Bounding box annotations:
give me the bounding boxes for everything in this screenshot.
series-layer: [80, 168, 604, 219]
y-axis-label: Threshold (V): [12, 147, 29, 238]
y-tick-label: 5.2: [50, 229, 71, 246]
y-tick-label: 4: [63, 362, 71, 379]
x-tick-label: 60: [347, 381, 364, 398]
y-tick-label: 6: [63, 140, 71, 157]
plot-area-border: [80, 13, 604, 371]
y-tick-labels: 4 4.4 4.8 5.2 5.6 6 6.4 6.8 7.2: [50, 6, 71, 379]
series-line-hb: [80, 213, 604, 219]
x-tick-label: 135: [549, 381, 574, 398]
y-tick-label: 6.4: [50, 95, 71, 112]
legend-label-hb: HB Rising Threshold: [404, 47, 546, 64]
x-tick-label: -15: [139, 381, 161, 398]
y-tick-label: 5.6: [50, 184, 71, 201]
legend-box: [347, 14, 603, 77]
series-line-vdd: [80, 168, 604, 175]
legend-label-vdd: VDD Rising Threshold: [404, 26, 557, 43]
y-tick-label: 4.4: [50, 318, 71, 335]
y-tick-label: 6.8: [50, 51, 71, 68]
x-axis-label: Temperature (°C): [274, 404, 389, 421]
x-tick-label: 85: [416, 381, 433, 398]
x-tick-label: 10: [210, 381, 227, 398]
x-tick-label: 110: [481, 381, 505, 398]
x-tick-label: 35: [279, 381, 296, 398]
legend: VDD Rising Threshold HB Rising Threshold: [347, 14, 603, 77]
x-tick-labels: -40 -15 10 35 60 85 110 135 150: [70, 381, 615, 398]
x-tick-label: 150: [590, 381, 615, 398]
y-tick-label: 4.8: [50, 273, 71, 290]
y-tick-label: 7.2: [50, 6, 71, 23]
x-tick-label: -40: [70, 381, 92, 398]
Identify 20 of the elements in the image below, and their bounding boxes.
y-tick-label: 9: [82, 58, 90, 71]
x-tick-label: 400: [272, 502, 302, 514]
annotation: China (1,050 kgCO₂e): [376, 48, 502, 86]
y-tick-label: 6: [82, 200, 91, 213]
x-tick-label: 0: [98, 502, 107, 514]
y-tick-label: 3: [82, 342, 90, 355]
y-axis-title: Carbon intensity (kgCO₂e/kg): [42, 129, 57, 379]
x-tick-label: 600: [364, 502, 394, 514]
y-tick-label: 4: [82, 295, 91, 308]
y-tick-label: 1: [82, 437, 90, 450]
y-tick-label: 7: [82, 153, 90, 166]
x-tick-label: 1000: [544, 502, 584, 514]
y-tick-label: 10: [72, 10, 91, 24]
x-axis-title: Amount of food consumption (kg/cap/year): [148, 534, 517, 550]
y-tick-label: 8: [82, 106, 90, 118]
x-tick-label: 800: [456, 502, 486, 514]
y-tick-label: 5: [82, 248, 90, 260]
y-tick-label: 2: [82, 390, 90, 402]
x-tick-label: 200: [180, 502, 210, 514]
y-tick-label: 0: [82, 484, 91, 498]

What to do :: Can you output all of the rows above as a numbered list, with blank lines left out?

Problem solution ::
1. give me the bounding boxes for everything in this screenshot.
2. series-layer: [80, 168, 604, 219]
3. y-axis-label: Threshold (V): [12, 147, 29, 238]
4. y-tick-label: 5.2: [50, 229, 71, 246]
5. y-tick-label: 4: [63, 362, 71, 379]
6. x-tick-label: 60: [347, 381, 364, 398]
7. y-tick-label: 6: [63, 140, 71, 157]
8. plot-area-border: [80, 13, 604, 371]
9. y-tick-labels: 4 4.4 4.8 5.2 5.6 6 6.4 6.8 7.2: [50, 6, 71, 379]
10. series-line-hb: [80, 213, 604, 219]
11. x-tick-label: 135: [549, 381, 574, 398]
12. y-tick-label: 6.4: [50, 95, 71, 112]
13. legend-label-hb: HB Rising Threshold: [404, 47, 546, 64]
14. x-tick-label: -15: [139, 381, 161, 398]
15. y-tick-label: 5.6: [50, 184, 71, 201]
16. legend-box: [347, 14, 603, 77]
17. series-line-vdd: [80, 168, 604, 175]
18. legend-label-vdd: VDD Rising Threshold: [404, 26, 557, 43]
19. y-tick-label: 4.4: [50, 318, 71, 335]
20. y-tick-label: 6.8: [50, 51, 71, 68]
21. x-axis-label: Temperature (°C): [274, 404, 389, 421]
22. x-tick-label: 85: [416, 381, 433, 398]
23. x-tick-label: 10: [210, 381, 227, 398]
24. x-tick-label: 110: [481, 381, 505, 398]
25. x-tick-label: 35: [279, 381, 296, 398]
26. legend: VDD Rising Threshold HB Rising Threshold: [347, 14, 603, 77]
27. x-tick-labels: -40 -15 10 35 60 85 110 135 150: [70, 381, 615, 398]
28. x-tick-label: 150: [590, 381, 615, 398]
29. y-tick-label: 4.8: [50, 273, 71, 290]
30. y-tick-label: 7.2: [50, 6, 71, 23]
31. x-tick-label: -40: [70, 381, 92, 398]
32. Identify 20 of the elements in the image below, and their bounding boxes.
33. y-tick-label: 9: [82, 58, 90, 71]
34. x-tick-label: 400: [272, 502, 302, 514]
35. annotation: China (1,050 kgCO₂e): [376, 48, 502, 86]
36. y-tick-label: 6: [82, 200, 91, 213]
37. x-tick-label: 0: [98, 502, 107, 514]
38. y-tick-label: 3: [82, 342, 90, 355]
39. y-axis-title: Carbon intensity (kgCO₂e/kg): [42, 129, 57, 379]
40. x-tick-label: 600: [364, 502, 394, 514]
41. y-tick-label: 4: [82, 295, 91, 308]
42. y-tick-label: 1: [82, 437, 90, 450]
43. y-tick-label: 7: [82, 153, 90, 166]
44. x-tick-label: 1000: [544, 502, 584, 514]
45. y-tick-label: 10: [72, 10, 91, 24]
46. x-axis-title: Amount of food consumption (kg/cap/year): [148, 534, 517, 550]
47. y-tick-label: 8: [82, 106, 90, 118]
48. x-tick-label: 800: [456, 502, 486, 514]
49. y-tick-label: 5: [82, 248, 90, 260]
50. y-tick-label: 2: [82, 390, 90, 402]
51. x-tick-label: 200: [180, 502, 210, 514]
52. y-tick-label: 0: [82, 484, 91, 498]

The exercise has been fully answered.